▶ **Data supplied**:
# # # # # # #

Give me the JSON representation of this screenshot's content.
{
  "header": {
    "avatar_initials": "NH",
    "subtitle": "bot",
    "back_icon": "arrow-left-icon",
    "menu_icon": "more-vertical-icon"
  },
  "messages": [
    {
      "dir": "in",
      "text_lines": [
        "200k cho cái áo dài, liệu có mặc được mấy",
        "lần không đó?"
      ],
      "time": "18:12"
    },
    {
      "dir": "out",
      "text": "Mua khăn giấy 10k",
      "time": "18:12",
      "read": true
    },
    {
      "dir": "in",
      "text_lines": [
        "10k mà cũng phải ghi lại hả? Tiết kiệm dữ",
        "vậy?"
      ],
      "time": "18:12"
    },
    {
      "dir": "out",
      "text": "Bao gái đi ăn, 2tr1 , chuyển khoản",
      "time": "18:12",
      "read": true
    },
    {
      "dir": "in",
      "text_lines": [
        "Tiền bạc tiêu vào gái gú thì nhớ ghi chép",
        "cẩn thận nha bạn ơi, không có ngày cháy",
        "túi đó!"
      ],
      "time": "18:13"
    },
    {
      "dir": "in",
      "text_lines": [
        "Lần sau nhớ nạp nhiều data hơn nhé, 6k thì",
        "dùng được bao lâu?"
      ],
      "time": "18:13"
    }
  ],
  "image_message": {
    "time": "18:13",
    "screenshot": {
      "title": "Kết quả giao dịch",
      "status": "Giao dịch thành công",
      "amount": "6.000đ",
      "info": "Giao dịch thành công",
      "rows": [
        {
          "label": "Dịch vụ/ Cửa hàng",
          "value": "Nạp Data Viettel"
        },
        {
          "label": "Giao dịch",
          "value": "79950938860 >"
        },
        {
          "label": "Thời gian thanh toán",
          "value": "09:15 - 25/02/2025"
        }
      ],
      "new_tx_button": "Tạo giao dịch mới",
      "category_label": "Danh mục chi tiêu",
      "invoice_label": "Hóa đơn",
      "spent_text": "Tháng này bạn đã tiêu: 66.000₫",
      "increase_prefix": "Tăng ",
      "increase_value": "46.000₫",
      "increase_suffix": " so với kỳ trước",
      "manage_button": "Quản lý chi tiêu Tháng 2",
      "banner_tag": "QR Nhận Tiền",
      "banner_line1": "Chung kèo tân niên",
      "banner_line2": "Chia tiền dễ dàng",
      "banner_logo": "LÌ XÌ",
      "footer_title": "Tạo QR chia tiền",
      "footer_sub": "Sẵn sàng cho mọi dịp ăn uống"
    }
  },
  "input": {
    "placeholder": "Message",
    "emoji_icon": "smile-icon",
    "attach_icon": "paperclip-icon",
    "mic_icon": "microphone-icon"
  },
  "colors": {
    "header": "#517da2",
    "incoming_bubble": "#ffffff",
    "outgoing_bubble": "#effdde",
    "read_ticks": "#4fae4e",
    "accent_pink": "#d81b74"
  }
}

# # # # # # #

▶ **Direction**:
Exact output of every entry is required.

▶ **Full answer**:
Give me the JSON representation of this screenshot's content.
{
  "header": {
    "avatar_initials": "NH",
    "subtitle": "bot",
    "back_icon": "arrow-left-icon",
    "menu_icon": "more-vertical-icon"
  },
  "messages": [
    {
      "dir": "in",
      "text_lines": [
        "200k cho cái áo dài, liệu có mặc được mấy",
        "lần không đó?"
      ],
      "time": "18:12"
    },
    {
      "dir": "out",
      "text": "Mua khăn giấy 10k",
      "time": "18:12",
      "read": true
    },
    {
      "dir": "in",
      "text_lines": [
        "10k mà cũng phải ghi lại hả? Tiết kiệm dữ",
        "vậy?"
      ],
      "time": "18:12"
    },
    {
      "dir": "out",
      "text": "Bao gái đi ăn, 2tr1 , chuyển khoản",
      "time": "18:12",
      "read": true
    },
    {
      "dir": "in",
      "text_lines": [
        "Tiền bạc tiêu vào gái gú thì nhớ ghi chép",
        "cẩn thận nha bạn ơi, không có ngày cháy",
        "túi đó!"
      ],
      "time": "18:13"
    },
    {
      "dir": "in",
      "text_lines": [
        "Lần sau nhớ nạp nhiều data hơn nhé, 6k thì",
        "dùng được bao lâu?"
      ],
      "time": "18:13"
    }
  ],
  "image_message": {
    "time": "18:13",
    "screenshot": {
      "title": "Kết quả giao dịch",
      "status": "Giao dịch thành công",
      "amount": "6.000đ",
      "info": "Giao dịch thành công",
      "rows": [
        {
          "label": "Dịch vụ/ Cửa hàng",
          "value": "Nạp Data Viettel"
        },
        {
          "label": "Giao dịch",
          "value": "79950938860 >"
        },
        {
          "label": "Thời gian thanh toán",
          "value": "09:15 - 25/02/2025"
        }
      ],
      "new_tx_button": "Tạo giao dịch mới",
      "category_label": "Danh mục chi tiêu",
      "invoice_label": "Hóa đơn",
      "spent_text": "Tháng này bạn đã tiêu: 66.000₫",
      "increase_prefix": "Tăng ",
      "increase_value": "46.000₫",
      "increase_suffix": " so với kỳ trước",
      "manage_button": "Quản lý chi tiêu Tháng 2",
      "banner_tag": "QR Nhận Tiền",
      "banner_line1": "Chung kèo tân niên",
      "banner_line2": "Chia tiền dễ dàng",
      "banner_logo": "LÌ XÌ",
      "footer_title": "Tạo QR chia tiền",
      "footer_sub": "Sẵn sàng cho mọi dịp ăn uống"
    }
  },
  "input": {
    "placeholder": "Message",
    "emoji_icon": "smile-icon",
    "attach_icon": "paperclip-icon",
    "mic_icon": "microphone-icon"
  },
  "colors": {
    "header": "#517da2",
    "incoming_bubble": "#ffffff",
    "outgoing_bubble": "#effdde",
    "read_ticks": "#4fae4e",
    "accent_pink": "#d81b74"
  }
}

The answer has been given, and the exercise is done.